>> begin SUPPLIED RECORDS
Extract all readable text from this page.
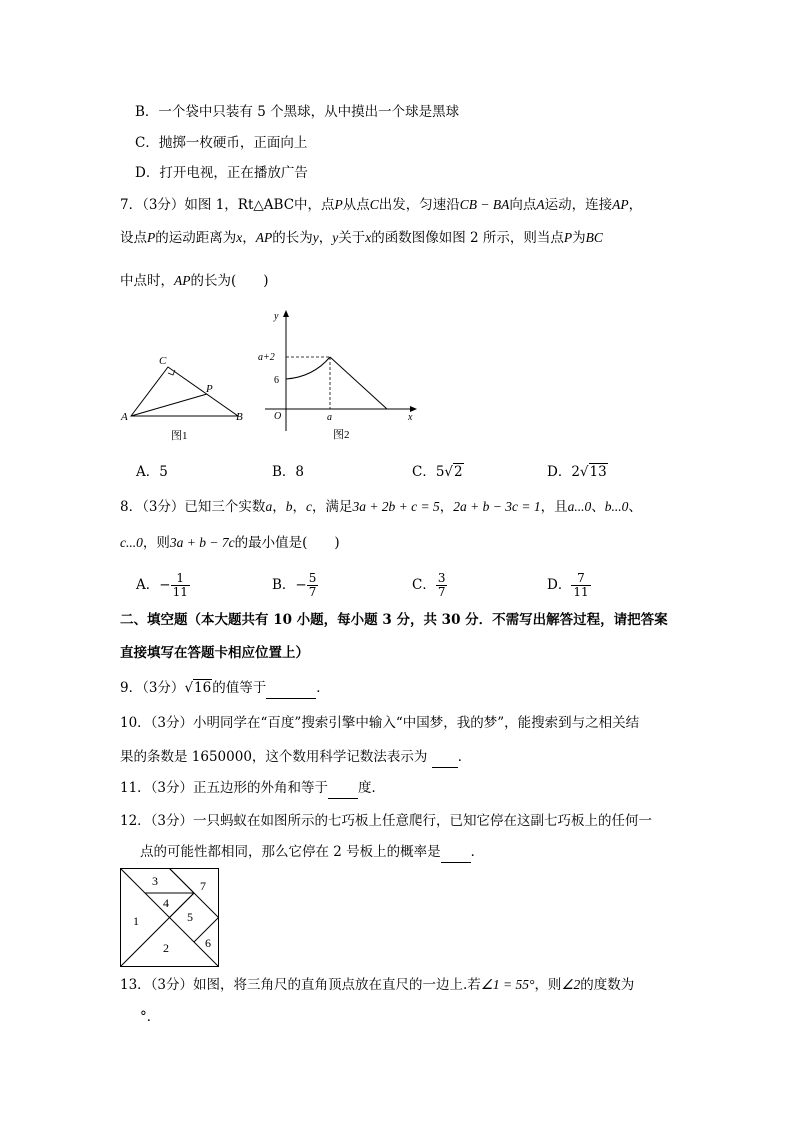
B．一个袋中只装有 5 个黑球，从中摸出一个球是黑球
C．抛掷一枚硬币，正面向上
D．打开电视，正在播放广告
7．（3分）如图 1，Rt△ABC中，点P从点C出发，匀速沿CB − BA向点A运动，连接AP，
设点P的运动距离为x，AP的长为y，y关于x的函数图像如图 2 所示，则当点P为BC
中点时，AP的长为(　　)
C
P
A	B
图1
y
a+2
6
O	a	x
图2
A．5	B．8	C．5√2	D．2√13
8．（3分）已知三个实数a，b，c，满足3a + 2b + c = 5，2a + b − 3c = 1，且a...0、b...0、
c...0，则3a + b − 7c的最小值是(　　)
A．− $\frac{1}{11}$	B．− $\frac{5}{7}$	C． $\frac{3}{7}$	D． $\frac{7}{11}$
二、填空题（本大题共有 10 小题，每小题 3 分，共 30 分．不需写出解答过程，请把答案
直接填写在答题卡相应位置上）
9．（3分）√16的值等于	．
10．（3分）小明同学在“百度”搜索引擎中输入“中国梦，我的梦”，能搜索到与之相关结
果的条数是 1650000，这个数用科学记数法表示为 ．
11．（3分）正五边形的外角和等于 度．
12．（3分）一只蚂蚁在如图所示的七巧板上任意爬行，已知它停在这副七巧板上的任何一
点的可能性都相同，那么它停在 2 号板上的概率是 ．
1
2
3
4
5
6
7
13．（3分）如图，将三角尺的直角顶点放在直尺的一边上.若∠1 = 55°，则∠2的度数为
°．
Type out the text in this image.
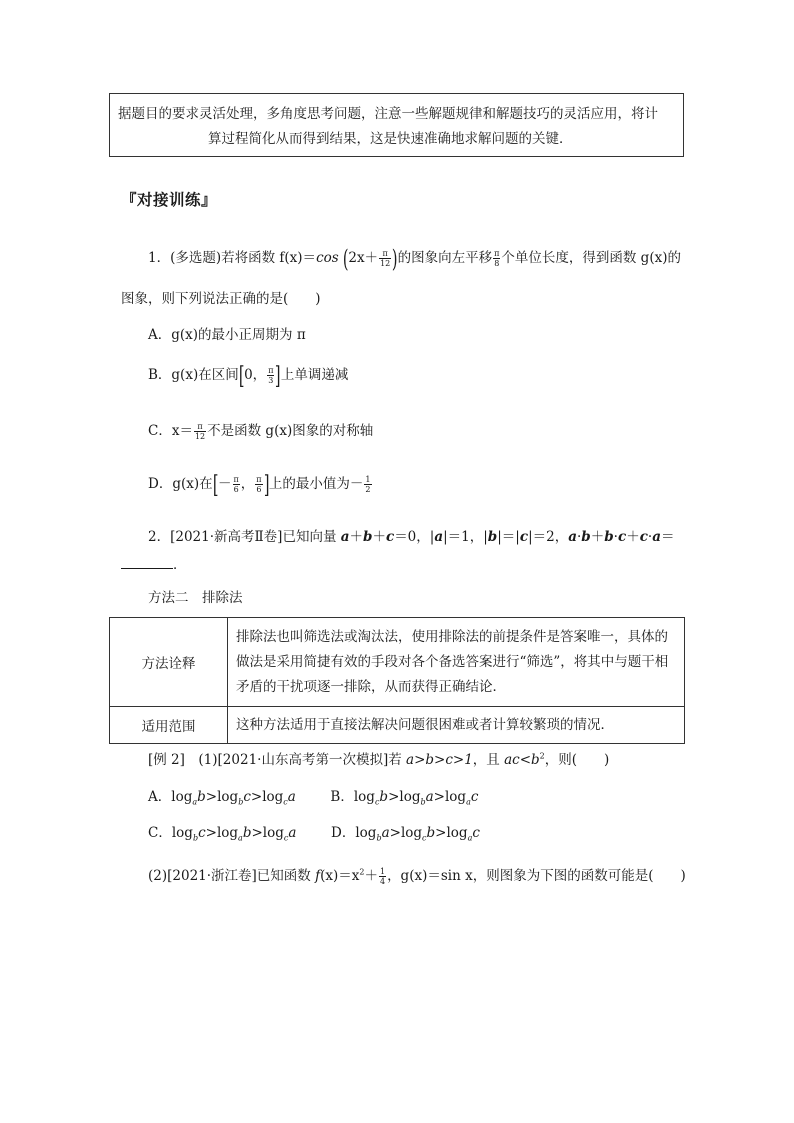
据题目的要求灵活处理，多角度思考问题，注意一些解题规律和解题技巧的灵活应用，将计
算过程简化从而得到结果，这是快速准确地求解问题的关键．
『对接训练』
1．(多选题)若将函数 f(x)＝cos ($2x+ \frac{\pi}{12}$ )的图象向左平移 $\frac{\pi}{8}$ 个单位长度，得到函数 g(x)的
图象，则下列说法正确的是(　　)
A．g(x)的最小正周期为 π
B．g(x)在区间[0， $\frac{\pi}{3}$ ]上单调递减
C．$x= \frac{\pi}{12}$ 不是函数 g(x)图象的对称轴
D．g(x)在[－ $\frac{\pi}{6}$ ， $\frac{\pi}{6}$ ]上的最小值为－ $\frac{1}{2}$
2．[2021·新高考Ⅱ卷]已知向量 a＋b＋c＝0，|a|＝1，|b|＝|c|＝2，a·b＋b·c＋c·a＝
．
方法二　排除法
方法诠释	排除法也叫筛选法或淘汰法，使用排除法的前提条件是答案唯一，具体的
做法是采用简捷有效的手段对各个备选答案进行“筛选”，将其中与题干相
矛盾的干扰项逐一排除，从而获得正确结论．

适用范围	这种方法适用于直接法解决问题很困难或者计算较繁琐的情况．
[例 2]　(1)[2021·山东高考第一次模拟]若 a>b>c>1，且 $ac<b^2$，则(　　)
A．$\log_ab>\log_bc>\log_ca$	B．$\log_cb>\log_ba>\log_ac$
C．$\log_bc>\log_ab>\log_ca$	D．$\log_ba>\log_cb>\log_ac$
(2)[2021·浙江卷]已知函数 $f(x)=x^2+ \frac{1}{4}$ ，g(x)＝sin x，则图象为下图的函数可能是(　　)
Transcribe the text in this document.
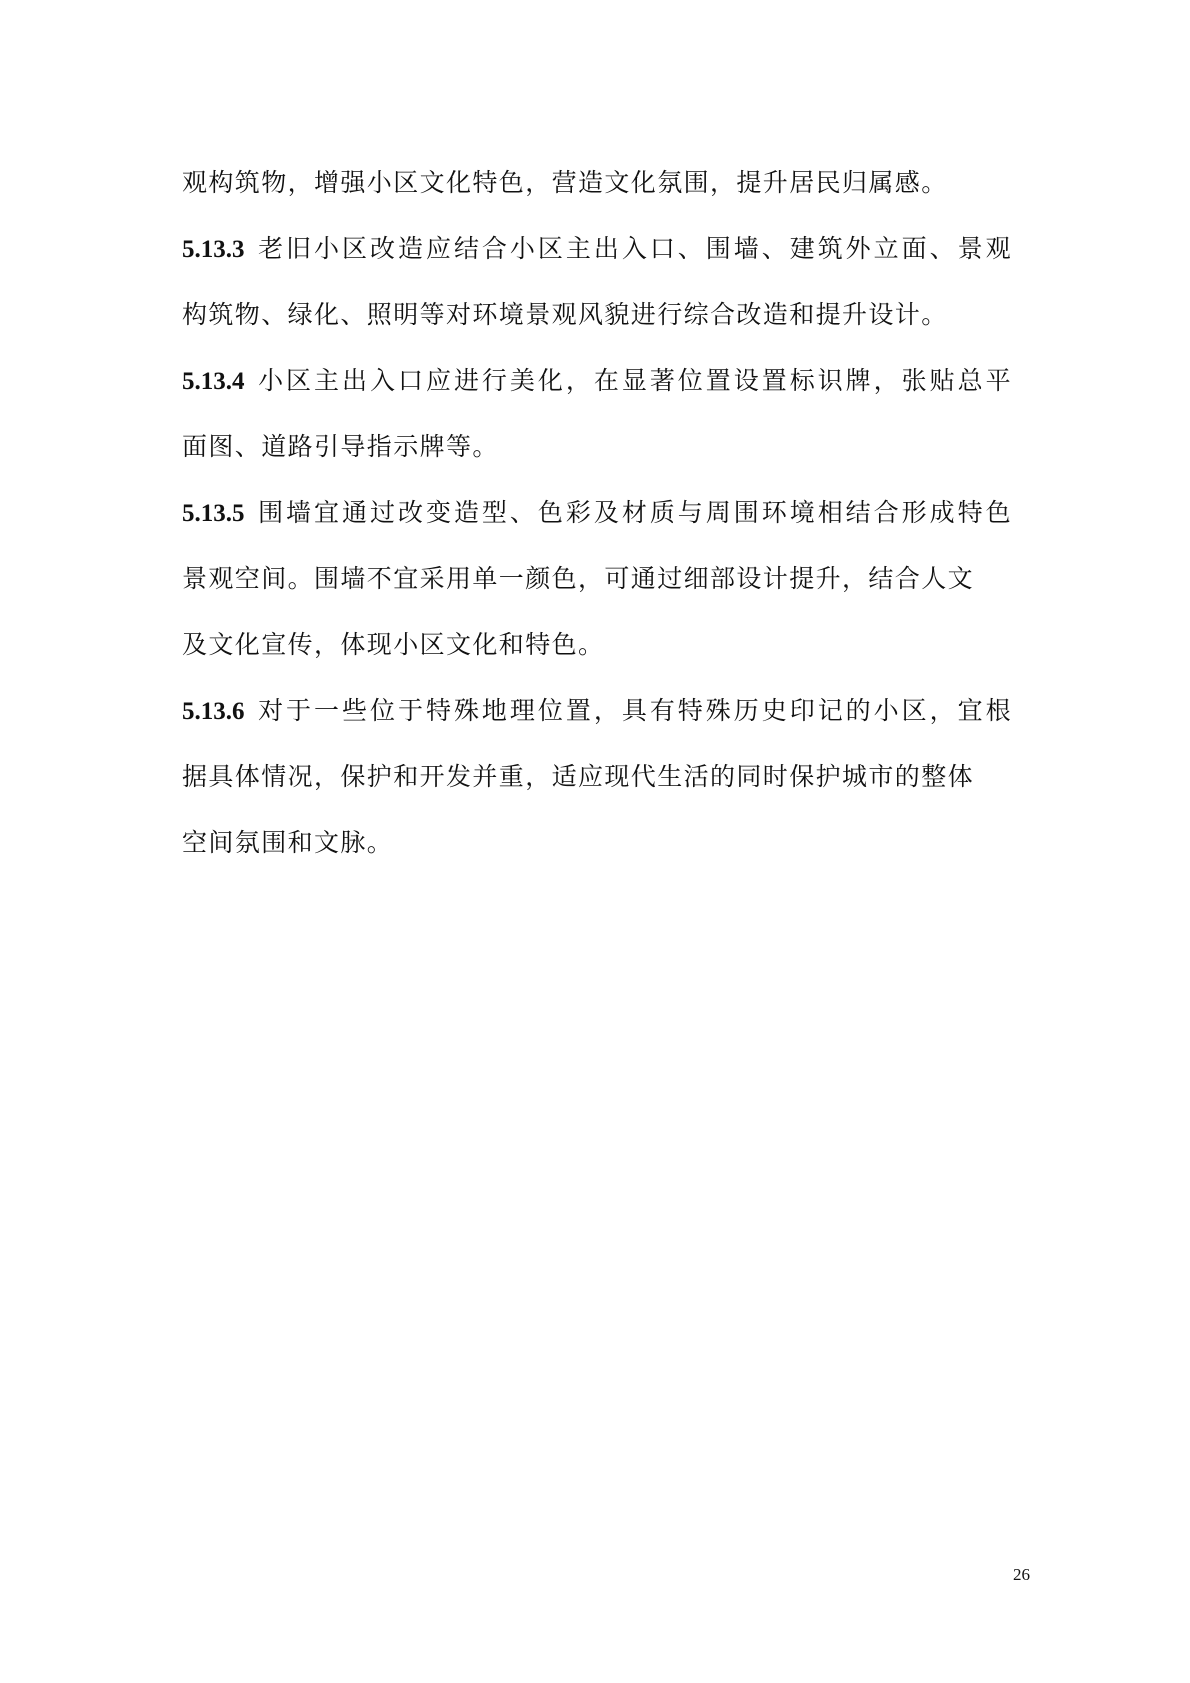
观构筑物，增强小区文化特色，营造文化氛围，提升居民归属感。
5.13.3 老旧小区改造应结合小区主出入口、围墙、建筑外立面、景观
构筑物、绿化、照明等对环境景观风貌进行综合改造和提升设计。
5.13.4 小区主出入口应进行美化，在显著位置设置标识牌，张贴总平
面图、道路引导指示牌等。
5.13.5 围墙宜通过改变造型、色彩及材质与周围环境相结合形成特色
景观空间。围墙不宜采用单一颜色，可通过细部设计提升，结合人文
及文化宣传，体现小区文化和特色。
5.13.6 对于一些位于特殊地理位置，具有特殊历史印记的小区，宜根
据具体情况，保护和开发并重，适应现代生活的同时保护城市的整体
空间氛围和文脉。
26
>> end SUPPLIED RECORDS
WORK TO BE COMPLETED: Output the material word for word, omitting its pictures.

OUTPUT OF THE TASK:
Extract all readable text from this page.
B．一个袋中只装有 5 个黑球，从中摸出一个球是黑球
C．抛掷一枚硬币，正面向上
D．打开电视，正在播放广告
7．（3分）如图 1，Rt△ABC中，点P从点C出发，匀速沿CB − BA向点A运动，连接AP，
设点P的运动距离为x，AP的长为y，y关于x的函数图像如图 2 所示，则当点P为BC
中点时，AP的长为(　　)
C
P
A	B
图1
y
a+2
6
O	a	x
图2
A．5	B．8	C．5√2	D．2√13
8．（3分）已知三个实数a，b，c，满足3a + 2b + c = 5，2a + b − 3c = 1，且a...0、b...0、
c...0，则3a + b − 7c的最小值是(　　)
A．− $\frac{1}{11}$	B．− $\frac{5}{7}$	C． $\frac{3}{7}$	D． $\frac{7}{11}$
二、填空题（本大题共有 10 小题，每小题 3 分，共 30 分．不需写出解答过程，请把答案
直接填写在答题卡相应位置上）
9．（3分）√16的值等于	．
10．（3分）小明同学在“百度”搜索引擎中输入“中国梦，我的梦”，能搜索到与之相关结
果的条数是 1650000，这个数用科学记数法表示为 ．
11．（3分）正五边形的外角和等于 度．
12．（3分）一只蚂蚁在如图所示的七巧板上任意爬行，已知它停在这副七巧板上的任何一
点的可能性都相同，那么它停在 2 号板上的概率是 ．
1
2
3
4
5
6
7
13．（3分）如图，将三角尺的直角顶点放在直尺的一边上.若∠1 = 55°，则∠2的度数为
°．
Type out the text in this image.
据题目的要求灵活处理，多角度思考问题，注意一些解题规律和解题技巧的灵活应用，将计
算过程简化从而得到结果，这是快速准确地求解问题的关键．
『对接训练』
1．(多选题)若将函数 f(x)＝cos ($2x+ \frac{\pi}{12}$ )的图象向左平移 $\frac{\pi}{8}$ 个单位长度，得到函数 g(x)的
图象，则下列说法正确的是(　　)
A．g(x)的最小正周期为 π
B．g(x)在区间[0， $\frac{\pi}{3}$ ]上单调递减
C．$x= \frac{\pi}{12}$ 不是函数 g(x)图象的对称轴
D．g(x)在[－ $\frac{\pi}{6}$ ， $\frac{\pi}{6}$ ]上的最小值为－ $\frac{1}{2}$
2．[2021·新高考Ⅱ卷]已知向量 a＋b＋c＝0，|a|＝1，|b|＝|c|＝2，a·b＋b·c＋c·a＝
．
方法二　排除法
方法诠释	排除法也叫筛选法或淘汰法，使用排除法的前提条件是答案唯一，具体的
做法是采用简捷有效的手段对各个备选答案进行“筛选”，将其中与题干相
矛盾的干扰项逐一排除，从而获得正确结论．

适用范围	这种方法适用于直接法解决问题很困难或者计算较繁琐的情况．
[例 2]　(1)[2021·山东高考第一次模拟]若 a>b>c>1，且 $ac<b^2$，则(　　)
A．$\log_ab>\log_bc>\log_ca$	B．$\log_cb>\log_ba>\log_ac$
C．$\log_bc>\log_ab>\log_ca$	D．$\log_ba>\log_cb>\log_ac$
(2)[2021·浙江卷]已知函数 $f(x)=x^2+ \frac{1}{4}$ ，g(x)＝sin x，则图象为下图的函数可能是(　　)
Transcribe the text in this document.
观构筑物，增强小区文化特色，营造文化氛围，提升居民归属感。
5.13.3 老旧小区改造应结合小区主出入口、围墙、建筑外立面、景观
构筑物、绿化、照明等对环境景观风貌进行综合改造和提升设计。
5.13.4 小区主出入口应进行美化，在显著位置设置标识牌，张贴总平
面图、道路引导指示牌等。
5.13.5 围墙宜通过改变造型、色彩及材质与周围环境相结合形成特色
景观空间。围墙不宜采用单一颜色，可通过细部设计提升，结合人文
及文化宣传，体现小区文化和特色。
5.13.6 对于一些位于特殊地理位置，具有特殊历史印记的小区，宜根
据具体情况，保护和开发并重，适应现代生活的同时保护城市的整体
空间氛围和文脉。
26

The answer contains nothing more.